**Task objective:** Examine the entries and show every line in which the word "swdsexsz" is found.

**Information shown:**
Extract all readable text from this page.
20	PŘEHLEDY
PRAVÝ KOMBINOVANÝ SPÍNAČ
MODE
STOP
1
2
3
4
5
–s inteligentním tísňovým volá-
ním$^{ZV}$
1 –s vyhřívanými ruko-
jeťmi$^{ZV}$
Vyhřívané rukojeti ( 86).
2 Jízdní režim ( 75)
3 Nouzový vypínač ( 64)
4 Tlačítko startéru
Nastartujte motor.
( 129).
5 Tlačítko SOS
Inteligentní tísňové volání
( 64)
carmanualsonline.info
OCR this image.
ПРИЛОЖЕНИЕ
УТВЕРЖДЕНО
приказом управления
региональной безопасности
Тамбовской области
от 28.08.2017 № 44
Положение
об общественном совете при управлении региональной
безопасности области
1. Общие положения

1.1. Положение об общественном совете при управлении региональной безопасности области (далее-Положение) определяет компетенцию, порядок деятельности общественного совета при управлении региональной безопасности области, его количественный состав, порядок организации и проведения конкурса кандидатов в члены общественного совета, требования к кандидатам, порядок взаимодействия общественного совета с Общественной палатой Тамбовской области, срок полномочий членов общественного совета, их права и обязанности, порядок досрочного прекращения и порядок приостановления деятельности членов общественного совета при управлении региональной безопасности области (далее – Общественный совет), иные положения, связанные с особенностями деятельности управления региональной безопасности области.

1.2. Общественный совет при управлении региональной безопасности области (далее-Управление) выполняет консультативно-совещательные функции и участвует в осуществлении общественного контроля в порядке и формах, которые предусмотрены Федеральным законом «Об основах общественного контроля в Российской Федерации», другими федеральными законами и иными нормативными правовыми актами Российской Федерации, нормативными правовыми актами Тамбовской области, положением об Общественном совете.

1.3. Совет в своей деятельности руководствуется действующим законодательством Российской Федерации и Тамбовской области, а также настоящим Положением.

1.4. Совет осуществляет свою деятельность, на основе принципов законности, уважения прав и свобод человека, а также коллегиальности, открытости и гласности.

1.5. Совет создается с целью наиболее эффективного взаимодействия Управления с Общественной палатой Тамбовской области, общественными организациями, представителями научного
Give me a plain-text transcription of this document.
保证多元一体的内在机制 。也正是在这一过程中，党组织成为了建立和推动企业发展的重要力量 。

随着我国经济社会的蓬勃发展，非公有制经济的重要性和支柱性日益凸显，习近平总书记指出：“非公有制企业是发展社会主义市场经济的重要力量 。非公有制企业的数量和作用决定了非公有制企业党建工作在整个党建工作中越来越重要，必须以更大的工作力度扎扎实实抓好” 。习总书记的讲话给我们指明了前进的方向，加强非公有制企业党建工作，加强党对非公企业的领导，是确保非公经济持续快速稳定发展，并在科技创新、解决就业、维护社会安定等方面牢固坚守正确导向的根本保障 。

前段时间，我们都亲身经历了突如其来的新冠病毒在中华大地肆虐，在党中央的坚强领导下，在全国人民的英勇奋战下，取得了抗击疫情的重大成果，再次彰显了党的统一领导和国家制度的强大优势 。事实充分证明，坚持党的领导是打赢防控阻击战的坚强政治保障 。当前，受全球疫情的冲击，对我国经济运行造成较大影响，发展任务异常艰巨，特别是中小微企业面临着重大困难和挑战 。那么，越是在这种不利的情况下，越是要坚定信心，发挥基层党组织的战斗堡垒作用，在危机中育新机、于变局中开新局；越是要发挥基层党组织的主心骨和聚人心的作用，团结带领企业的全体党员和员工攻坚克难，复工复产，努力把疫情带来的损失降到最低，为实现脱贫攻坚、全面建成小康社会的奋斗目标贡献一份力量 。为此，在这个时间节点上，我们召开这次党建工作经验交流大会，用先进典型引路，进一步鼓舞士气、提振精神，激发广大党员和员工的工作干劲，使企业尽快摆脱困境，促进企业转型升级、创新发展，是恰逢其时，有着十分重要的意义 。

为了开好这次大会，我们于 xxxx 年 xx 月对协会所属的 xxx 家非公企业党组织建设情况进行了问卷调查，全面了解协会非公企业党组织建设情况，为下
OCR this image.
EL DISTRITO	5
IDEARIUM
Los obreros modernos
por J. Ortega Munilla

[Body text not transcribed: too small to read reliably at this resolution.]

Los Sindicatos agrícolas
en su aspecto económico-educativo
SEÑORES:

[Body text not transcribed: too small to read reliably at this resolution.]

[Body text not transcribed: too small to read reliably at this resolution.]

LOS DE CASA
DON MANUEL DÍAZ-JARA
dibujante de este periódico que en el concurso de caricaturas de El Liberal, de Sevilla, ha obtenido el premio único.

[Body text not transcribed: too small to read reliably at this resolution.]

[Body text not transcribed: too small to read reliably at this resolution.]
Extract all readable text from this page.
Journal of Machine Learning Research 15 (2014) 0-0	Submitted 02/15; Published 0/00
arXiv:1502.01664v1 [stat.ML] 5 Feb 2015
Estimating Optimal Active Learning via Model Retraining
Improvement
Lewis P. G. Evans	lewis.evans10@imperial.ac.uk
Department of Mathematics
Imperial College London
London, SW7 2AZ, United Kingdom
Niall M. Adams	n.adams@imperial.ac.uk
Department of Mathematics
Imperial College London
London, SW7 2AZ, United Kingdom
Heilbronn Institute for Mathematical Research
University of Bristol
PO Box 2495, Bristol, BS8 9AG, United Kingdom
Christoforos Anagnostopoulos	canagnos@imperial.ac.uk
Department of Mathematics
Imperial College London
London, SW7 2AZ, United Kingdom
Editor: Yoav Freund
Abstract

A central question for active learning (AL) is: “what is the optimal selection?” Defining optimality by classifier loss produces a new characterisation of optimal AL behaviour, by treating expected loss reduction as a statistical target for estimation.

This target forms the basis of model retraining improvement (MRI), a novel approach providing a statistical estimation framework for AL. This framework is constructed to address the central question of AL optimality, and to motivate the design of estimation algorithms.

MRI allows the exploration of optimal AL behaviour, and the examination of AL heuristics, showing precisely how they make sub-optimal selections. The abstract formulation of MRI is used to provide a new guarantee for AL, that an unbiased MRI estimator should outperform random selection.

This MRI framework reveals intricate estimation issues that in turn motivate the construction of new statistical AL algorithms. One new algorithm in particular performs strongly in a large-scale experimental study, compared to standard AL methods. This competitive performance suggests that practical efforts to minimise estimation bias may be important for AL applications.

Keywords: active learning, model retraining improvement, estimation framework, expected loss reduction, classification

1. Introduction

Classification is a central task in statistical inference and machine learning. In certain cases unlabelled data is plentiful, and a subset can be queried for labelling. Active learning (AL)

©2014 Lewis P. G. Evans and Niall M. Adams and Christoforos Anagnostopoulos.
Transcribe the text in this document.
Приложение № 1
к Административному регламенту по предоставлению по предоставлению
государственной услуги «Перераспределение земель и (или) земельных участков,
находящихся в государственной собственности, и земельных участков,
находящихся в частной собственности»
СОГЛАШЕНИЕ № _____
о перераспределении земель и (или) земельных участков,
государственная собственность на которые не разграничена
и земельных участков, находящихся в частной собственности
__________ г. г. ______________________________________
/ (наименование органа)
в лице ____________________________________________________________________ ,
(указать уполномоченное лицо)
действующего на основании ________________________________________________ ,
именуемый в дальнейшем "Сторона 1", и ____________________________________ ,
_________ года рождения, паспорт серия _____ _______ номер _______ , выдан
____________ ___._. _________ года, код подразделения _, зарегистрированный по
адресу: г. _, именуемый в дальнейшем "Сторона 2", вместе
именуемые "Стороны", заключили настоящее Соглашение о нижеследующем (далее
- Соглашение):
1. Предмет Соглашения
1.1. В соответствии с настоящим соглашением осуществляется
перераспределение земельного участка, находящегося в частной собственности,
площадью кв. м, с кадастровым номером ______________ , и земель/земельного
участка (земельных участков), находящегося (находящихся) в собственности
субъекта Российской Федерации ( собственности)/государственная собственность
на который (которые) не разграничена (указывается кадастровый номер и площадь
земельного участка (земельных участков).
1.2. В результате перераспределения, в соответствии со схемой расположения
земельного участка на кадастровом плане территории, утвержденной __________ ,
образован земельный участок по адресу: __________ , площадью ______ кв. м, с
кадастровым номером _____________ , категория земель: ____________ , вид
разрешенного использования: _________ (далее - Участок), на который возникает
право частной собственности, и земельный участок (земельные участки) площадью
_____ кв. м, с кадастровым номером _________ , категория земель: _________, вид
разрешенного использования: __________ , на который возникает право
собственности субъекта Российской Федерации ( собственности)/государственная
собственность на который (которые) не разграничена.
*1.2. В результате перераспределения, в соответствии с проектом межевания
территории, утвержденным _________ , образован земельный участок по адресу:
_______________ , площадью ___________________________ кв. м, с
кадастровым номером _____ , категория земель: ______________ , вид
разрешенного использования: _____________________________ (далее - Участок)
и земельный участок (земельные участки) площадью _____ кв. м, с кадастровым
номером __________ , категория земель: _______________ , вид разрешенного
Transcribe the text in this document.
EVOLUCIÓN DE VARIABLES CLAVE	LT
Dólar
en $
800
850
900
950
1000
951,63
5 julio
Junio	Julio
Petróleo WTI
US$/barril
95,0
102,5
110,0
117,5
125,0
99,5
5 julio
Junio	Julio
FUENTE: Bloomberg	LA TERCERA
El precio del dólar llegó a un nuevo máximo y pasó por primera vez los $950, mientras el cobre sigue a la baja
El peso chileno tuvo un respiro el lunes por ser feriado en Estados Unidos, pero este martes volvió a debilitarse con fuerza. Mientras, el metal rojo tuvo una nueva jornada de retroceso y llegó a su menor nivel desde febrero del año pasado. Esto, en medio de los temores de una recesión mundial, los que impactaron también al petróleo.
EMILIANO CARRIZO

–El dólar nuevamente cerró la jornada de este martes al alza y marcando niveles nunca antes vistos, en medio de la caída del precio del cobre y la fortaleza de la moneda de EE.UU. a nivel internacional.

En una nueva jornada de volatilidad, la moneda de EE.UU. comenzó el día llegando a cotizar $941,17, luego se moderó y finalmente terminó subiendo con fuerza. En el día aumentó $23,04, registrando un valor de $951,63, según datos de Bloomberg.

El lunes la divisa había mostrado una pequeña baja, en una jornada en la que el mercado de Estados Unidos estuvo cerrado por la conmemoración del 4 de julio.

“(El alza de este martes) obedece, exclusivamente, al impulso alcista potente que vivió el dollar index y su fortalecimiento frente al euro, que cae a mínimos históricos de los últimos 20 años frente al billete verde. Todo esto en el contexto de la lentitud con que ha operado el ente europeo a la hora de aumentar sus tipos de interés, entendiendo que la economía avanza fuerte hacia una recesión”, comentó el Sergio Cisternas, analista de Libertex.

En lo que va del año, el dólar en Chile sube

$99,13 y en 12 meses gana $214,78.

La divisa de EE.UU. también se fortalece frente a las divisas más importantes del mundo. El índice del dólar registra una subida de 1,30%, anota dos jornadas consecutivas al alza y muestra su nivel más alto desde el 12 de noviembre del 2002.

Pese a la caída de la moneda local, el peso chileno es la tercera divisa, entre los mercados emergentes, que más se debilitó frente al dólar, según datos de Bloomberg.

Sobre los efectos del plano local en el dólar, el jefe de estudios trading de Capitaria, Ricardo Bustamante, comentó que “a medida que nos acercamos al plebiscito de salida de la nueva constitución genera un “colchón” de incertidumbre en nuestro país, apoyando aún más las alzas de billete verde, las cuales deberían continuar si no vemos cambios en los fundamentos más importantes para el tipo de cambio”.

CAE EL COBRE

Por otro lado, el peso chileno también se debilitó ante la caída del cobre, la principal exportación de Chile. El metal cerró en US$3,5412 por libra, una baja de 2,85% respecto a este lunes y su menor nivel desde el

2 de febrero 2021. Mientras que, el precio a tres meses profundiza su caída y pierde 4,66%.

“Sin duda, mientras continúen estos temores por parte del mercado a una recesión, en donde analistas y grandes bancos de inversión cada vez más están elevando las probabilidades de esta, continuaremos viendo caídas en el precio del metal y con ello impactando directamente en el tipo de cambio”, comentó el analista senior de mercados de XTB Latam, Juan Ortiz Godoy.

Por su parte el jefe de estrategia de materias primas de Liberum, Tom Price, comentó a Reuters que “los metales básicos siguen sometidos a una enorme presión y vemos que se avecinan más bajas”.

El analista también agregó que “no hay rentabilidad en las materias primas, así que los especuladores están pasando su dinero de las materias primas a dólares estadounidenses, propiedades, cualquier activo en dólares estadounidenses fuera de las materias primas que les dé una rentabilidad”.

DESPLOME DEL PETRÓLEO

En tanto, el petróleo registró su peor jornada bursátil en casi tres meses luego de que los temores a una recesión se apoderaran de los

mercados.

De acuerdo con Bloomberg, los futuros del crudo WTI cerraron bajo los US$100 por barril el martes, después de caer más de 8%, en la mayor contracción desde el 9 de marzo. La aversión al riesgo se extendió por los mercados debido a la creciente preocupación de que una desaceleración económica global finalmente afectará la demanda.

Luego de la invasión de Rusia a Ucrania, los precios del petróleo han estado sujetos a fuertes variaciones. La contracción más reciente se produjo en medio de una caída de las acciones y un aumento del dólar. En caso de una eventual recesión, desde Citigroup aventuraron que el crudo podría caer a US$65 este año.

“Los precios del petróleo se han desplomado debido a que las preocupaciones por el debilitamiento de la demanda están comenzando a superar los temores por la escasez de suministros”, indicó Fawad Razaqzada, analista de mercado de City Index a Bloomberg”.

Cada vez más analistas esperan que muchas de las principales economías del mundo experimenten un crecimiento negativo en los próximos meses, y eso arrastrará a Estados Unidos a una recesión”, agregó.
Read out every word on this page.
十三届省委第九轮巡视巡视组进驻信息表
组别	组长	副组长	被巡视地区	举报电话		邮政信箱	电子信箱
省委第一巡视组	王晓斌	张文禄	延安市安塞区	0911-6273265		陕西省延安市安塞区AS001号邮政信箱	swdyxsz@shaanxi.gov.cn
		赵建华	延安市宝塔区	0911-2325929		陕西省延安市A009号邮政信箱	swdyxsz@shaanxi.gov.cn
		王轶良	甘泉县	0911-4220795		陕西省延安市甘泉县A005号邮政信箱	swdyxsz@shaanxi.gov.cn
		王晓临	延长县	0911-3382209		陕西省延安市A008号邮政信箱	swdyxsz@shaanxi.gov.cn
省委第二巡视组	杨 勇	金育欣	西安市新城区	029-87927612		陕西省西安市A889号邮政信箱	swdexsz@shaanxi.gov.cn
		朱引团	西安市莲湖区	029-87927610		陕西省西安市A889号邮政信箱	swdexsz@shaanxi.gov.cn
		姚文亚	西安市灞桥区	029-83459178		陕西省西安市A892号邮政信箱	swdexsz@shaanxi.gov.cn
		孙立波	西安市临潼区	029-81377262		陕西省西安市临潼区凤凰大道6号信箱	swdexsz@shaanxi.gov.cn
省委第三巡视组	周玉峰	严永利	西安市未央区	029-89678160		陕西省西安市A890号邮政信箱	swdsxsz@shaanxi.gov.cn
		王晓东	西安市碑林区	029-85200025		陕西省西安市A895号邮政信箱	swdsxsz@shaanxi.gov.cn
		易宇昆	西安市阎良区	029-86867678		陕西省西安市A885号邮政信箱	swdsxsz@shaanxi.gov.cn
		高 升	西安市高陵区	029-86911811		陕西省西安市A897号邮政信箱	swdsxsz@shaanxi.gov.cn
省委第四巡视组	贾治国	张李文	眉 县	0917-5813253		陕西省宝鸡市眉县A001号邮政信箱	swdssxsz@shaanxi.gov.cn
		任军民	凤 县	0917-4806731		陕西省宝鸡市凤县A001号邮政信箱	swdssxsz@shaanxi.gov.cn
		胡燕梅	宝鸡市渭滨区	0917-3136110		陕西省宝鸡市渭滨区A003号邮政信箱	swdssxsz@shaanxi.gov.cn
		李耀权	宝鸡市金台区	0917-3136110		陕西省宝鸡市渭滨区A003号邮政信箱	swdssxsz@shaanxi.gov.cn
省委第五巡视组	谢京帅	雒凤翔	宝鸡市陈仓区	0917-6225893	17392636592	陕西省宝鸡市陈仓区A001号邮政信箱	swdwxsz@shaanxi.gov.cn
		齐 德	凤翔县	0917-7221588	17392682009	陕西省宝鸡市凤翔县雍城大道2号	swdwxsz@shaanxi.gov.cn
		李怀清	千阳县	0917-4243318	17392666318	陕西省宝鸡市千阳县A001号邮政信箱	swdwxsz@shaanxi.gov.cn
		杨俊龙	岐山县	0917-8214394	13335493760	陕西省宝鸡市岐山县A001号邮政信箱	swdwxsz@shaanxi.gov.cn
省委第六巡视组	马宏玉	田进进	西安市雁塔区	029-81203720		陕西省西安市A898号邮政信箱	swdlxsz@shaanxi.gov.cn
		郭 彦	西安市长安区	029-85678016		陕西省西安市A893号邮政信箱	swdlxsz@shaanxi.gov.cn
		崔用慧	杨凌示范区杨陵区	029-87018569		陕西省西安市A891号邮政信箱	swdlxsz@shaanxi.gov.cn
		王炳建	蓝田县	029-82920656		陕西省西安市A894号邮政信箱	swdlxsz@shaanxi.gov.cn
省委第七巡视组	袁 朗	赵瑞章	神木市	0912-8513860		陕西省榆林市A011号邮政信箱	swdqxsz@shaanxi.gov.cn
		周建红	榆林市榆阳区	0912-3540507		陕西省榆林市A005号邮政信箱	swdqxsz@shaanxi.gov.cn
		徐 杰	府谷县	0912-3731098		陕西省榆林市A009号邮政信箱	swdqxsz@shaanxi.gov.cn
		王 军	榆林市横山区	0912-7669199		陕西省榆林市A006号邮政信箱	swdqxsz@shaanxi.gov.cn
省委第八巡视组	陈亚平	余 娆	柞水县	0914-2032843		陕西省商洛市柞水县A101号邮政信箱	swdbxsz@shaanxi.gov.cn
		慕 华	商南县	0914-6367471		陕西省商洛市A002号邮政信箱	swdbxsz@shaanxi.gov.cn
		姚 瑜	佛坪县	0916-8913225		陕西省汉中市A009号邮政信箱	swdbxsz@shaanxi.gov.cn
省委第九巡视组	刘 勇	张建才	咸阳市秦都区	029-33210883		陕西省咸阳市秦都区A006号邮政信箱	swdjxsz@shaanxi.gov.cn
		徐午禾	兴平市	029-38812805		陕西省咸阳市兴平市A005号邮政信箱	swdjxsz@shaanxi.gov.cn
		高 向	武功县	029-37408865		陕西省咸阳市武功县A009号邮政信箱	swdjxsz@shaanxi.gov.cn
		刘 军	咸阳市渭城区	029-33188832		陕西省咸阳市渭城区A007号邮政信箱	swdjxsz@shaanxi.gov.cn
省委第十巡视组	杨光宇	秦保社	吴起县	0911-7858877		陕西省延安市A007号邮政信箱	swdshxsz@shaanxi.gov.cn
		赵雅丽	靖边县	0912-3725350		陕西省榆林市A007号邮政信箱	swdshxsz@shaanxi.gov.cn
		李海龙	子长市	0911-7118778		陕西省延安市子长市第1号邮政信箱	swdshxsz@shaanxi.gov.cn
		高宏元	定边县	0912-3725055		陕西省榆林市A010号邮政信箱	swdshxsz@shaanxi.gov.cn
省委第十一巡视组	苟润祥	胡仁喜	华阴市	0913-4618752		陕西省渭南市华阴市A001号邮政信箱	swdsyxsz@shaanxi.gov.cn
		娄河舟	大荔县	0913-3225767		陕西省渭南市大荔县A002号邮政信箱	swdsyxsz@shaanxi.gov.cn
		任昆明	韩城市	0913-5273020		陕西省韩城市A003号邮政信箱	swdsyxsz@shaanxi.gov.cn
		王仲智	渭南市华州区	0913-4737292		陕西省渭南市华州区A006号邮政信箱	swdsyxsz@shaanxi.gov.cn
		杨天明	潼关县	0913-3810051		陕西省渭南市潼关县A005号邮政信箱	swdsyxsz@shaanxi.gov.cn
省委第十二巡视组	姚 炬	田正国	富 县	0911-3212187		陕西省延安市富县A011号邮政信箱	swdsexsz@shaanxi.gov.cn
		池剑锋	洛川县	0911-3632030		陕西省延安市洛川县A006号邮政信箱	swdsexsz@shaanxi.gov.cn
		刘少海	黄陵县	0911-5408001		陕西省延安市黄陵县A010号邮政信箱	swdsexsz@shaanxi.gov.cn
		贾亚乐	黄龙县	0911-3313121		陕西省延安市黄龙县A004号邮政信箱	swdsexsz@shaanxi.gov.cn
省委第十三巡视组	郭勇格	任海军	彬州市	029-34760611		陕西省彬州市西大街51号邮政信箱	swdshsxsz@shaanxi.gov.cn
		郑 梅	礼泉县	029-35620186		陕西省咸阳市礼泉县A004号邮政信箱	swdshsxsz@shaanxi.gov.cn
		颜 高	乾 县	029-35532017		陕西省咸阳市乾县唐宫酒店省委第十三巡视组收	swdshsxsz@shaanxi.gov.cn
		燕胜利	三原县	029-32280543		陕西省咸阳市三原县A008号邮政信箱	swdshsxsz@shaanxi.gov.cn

**Result of the task:**
省委第十二巡视组	姚 炬	田正国	富 县	0911-3212187		陕西省延安市富县A011号邮政信箱	swdsexsz@shaanxi.gov.cn
		池剑锋	洛川县	0911-3632030		陕西省延安市洛川县A006号邮政信箱	swdsexsz@shaanxi.gov.cn
		刘少海	黄陵县	0911-5408001		陕西省延安市黄陵县A010号邮政信箱	swdsexsz@shaanxi.gov.cn
		贾亚乐	黄龙县	0911-3313121		陕西省延安市黄龙县A004号邮政信箱	swdsexsz@shaanxi.gov.cn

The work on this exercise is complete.